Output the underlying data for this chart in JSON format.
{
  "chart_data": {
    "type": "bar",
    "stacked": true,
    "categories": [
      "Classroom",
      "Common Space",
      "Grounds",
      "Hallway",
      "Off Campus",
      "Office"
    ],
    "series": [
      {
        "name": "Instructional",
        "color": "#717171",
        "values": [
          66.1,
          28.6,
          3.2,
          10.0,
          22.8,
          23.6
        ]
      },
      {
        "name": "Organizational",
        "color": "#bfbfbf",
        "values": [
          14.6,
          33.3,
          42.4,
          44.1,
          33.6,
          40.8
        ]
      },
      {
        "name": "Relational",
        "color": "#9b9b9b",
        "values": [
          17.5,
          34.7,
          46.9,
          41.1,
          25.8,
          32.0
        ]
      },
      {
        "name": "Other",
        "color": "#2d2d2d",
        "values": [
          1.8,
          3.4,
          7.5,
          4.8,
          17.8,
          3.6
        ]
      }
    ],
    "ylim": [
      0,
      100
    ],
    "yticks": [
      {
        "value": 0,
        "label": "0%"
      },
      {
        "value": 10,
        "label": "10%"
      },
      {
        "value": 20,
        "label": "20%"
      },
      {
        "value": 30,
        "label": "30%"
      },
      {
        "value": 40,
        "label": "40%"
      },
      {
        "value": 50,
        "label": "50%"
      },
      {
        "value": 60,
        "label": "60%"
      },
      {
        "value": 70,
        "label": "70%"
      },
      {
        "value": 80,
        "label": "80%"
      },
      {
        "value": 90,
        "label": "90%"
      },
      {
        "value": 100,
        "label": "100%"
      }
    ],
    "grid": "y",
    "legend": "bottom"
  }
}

************

> _Directive_
State the number of lines in these entries that include the string "label". Provide nothing beyond that number.

> _Response to this task_
11